* [What you should do]
In the data, extract each line that holds the string "或枕籍于床".
___
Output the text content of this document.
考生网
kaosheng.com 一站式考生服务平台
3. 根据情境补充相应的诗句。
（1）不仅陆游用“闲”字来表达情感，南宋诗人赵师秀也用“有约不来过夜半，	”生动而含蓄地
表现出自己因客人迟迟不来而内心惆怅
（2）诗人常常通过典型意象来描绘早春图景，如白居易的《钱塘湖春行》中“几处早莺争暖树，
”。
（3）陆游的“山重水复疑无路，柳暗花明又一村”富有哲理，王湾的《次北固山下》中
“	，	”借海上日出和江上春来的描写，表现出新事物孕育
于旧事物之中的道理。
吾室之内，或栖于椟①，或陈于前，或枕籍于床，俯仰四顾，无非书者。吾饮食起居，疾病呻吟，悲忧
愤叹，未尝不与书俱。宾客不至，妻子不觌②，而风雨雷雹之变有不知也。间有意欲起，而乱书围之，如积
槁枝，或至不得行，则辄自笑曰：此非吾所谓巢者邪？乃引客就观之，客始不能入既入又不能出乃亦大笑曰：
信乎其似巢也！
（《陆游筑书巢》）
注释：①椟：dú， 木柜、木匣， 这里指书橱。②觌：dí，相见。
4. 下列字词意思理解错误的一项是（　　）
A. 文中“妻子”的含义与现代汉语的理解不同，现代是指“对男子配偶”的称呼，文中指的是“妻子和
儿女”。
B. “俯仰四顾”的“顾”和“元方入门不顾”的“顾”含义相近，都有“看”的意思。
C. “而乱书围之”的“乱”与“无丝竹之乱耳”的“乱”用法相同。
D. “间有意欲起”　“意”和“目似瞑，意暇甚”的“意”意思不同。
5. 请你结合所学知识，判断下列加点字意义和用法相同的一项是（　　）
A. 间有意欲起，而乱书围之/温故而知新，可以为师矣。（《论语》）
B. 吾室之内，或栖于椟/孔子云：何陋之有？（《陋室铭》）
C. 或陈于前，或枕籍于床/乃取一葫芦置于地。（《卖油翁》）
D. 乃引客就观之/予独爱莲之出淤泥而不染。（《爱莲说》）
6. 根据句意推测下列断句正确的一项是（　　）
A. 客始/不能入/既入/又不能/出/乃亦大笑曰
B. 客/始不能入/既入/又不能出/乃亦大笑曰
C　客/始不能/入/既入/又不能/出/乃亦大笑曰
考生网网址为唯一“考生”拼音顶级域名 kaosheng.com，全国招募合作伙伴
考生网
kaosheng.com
___
* [Result below]
吾室之内，或栖于椟①，或陈于前，或枕籍于床，俯仰四顾，无非书者。吾饮食起居，疾病呻吟，悲忧
C. 或陈于前，或枕籍于床/乃取一葫芦置于地。（《卖油翁》）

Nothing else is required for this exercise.